対象の文章 –
==========

みきもと 凜(みきもと りん)
きょうのキラ君(きょうのきらくん)
第04巻評価:★★★☆(7点)
総合評価:★★★☆(7点)
「オレはニノンが好きだ。」やっと自分の本当の気持ちに気づいたキラ。それをすぐに伝えたくてニノに会いにいくけれど、なぜか緊張して言葉にできずじまい……。お互いに惹かれてるのに、ちょっぴりもどかしい恋の行方は!? なにげない日常に二人が紡ぐ、天国に一番近い恋。
簡潔完結感想文
- 誕生日も お互いを想う気持ちも同じ。手始めに髪の匂いから同じになろう。
- 捨て猫を拾って。自分のために無理をする父親への罪悪感に悩むキラ君。
- 背中を押すもの。ヘタレ気味のキラ君の背中を押したのは当の彼女の優しさ。
語弊があるのを承知で言えば、一番幸せな 4巻。
何度も言いますが、本書は全体の構成が秀逸です。
ペース配分が絶妙!
孤独な魂が惹かれ合う『1巻』、
そして自分が誰が好きなのかが分かる『2巻』と『3巻』、
『4巻』は その想いが重なるまでを描いています。
1巻丸々使って、じれったさと もどかしさを存分に描いております。
といっても11月12日の夜~11月29日(?)の10数日のお話。
ただし余命10ヶ月となったキラ君から見れば18/300の時間経過。
これは残りの人生の約1/15。
16歳の彼らの平均余命は また70年近くあるのに。

==========

提供資料 –
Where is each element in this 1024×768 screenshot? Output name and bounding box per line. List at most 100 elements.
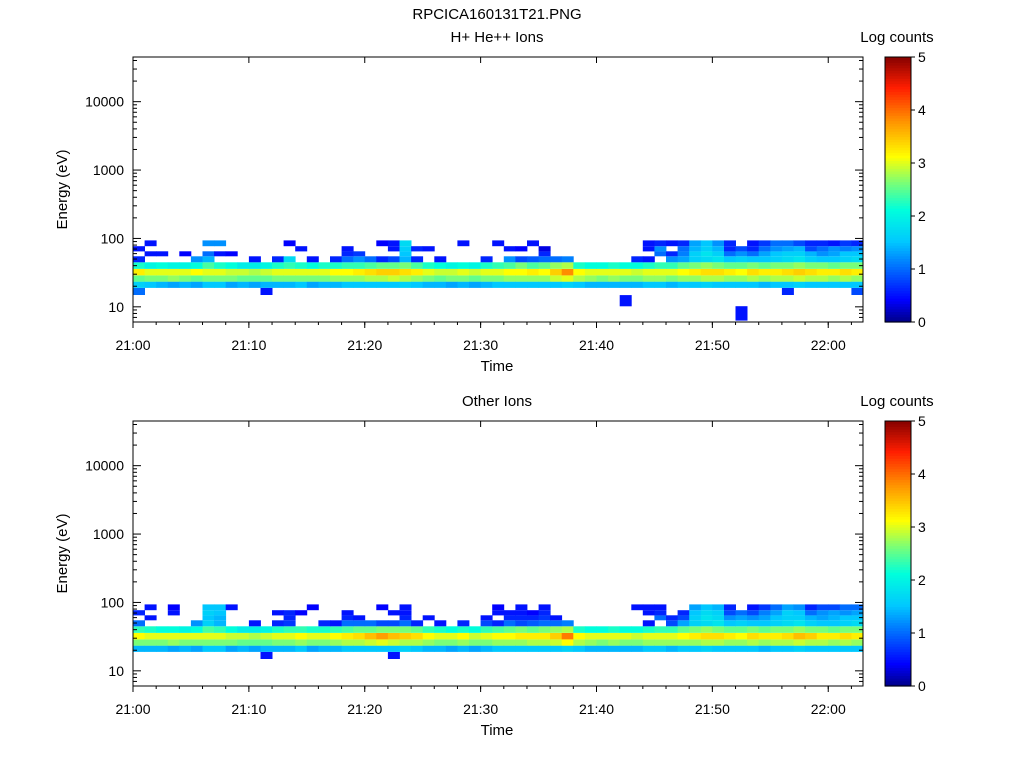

==========

取り組む問題 –
A. 『きょうのキラ君』4巻の感想で、第04巻の評価は何点とされていますか。
B. 『きょうのキラ君』4巻の感想の「簡潔完結感想文」に並ぶ各項目について、最初の句点までの部分をすべて挙げてください。
C. 『きょうのキラ君』4巻の感想のうち、「きょうのキラ君(きょうのきらくん)」を含む語句で始まり「- 誕生日も お互いを想う気持ちも同じ。手始めに髪の匂いから同じになろう。」で終わる部分を、一字一句変えずに書き写してください。

解答一覧 –
A. 7点(★★★☆)です。

B.
- 誕生日も お互いを想う気持ちも同じ。
- 捨て猫を拾って。
- 背中を押すもの。

C.
きょうのキラ君(きょうのきらくん)
第04巻評価:★★★☆(7点)
総合評価:★★★☆(7点)
「オレはニノンが好きだ。」やっと自分の本当の気持ちに気づいたキラ。それをすぐに伝えたくてニノに会いにいくけれど、なぜか緊張して言葉にできずじまい……。お互いに惹かれてるのに、ちょっぴりもどかしい恋の行方は!? なにげない日常に二人が紡ぐ、天国に一番近い恋。
簡潔完結感想文
- 誕生日も お互いを想う気持ちも同じ。手始めに髪の匂いから同じになろう。